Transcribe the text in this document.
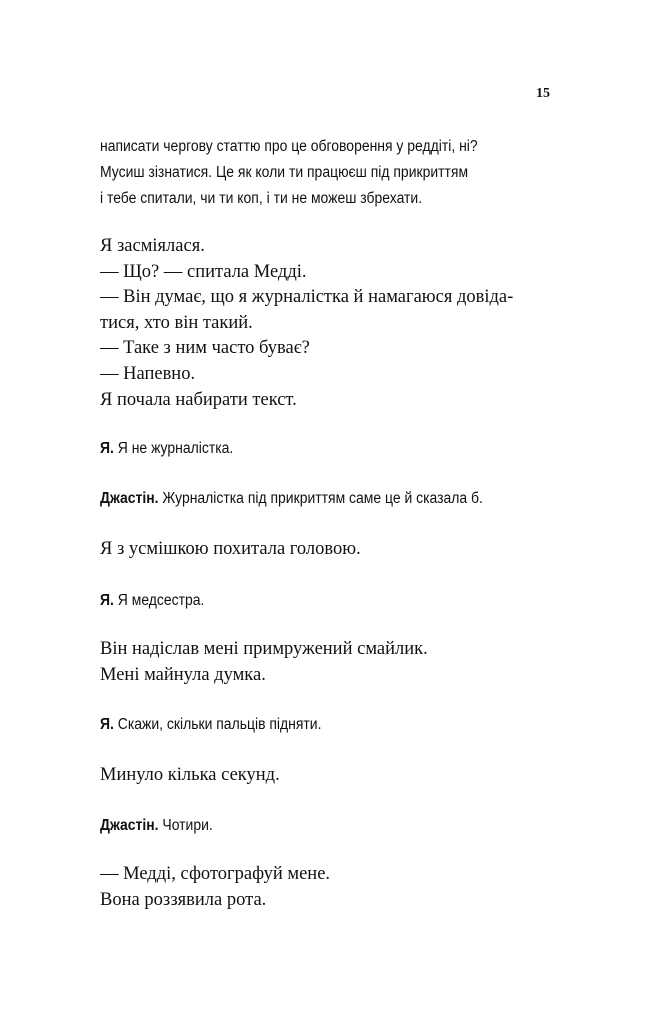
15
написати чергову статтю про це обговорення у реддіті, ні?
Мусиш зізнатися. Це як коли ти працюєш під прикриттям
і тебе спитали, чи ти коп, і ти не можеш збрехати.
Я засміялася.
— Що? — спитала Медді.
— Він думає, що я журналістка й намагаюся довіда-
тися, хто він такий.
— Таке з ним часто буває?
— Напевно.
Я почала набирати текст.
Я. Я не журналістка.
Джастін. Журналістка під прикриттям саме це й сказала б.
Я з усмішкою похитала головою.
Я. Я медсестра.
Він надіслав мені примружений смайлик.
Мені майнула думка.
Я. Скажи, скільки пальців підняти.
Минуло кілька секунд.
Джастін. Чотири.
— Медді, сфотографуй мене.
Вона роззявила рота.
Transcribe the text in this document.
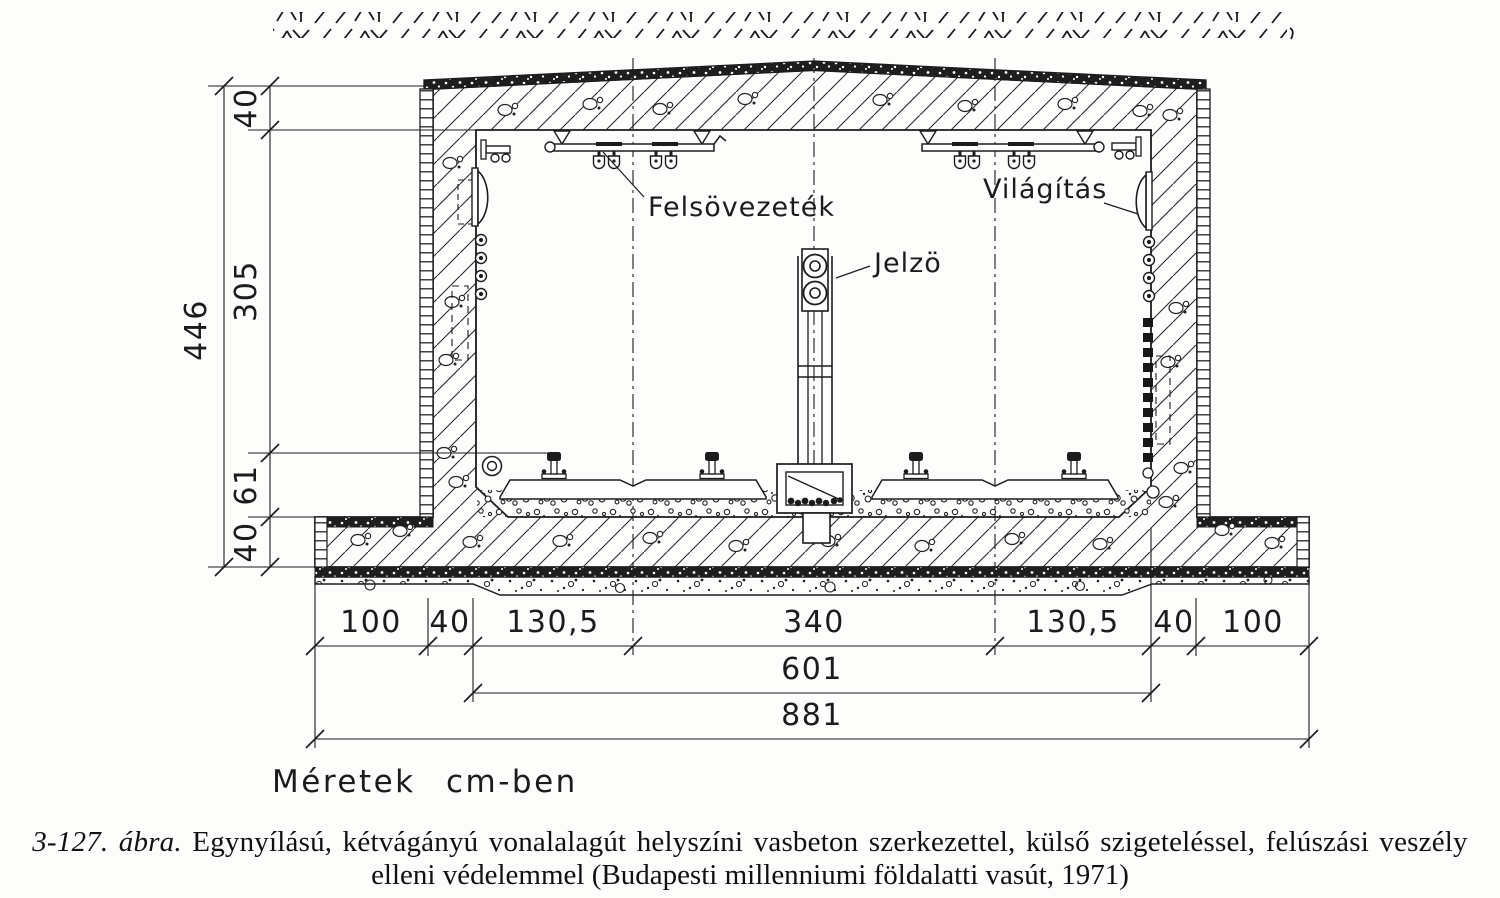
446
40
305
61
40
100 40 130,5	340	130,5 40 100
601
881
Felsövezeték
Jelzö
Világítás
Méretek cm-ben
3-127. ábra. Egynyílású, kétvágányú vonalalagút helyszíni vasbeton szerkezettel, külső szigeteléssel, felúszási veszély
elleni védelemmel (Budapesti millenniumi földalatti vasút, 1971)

--

◆ **Brief**
Excluding the pictures, reproduce every entry exactly as given.

◆ **Final result**
Transcribe the text in this document.
15
написати чергову статтю про це обговорення у реддіті, ні?
Мусиш зізнатися. Це як коли ти працюєш під прикриттям
і тебе спитали, чи ти коп, і ти не можеш збрехати.
Я засміялася.
— Що? — спитала Медді.
— Він думає, що я журналістка й намагаюся довіда-
тися, хто він такий.
— Таке з ним часто буває?
— Напевно.
Я почала набирати текст.
Я. Я не журналістка.
Джастін. Журналістка під прикриттям саме це й сказала б.
Я з усмішкою похитала головою.
Я. Я медсестра.
Він надіслав мені примружений смайлик.
Мені майнула думка.
Я. Скажи, скільки пальців підняти.
Минуло кілька секунд.
Джастін. Чотири.
— Медді, сфотографуй мене.
Вона роззявила рота.
Transcribe the text in this document.
446
40
305
61
40
100 40 130,5	340	130,5 40 100
601
881
Felsövezeték
Jelzö
Világítás
Méretek cm-ben
3-127. ábra. Egynyílású, kétvágányú vonalalagút helyszíni vasbeton szerkezettel, külső szigeteléssel, felúszási veszély
elleni védelemmel (Budapesti millenniumi földalatti vasút, 1971)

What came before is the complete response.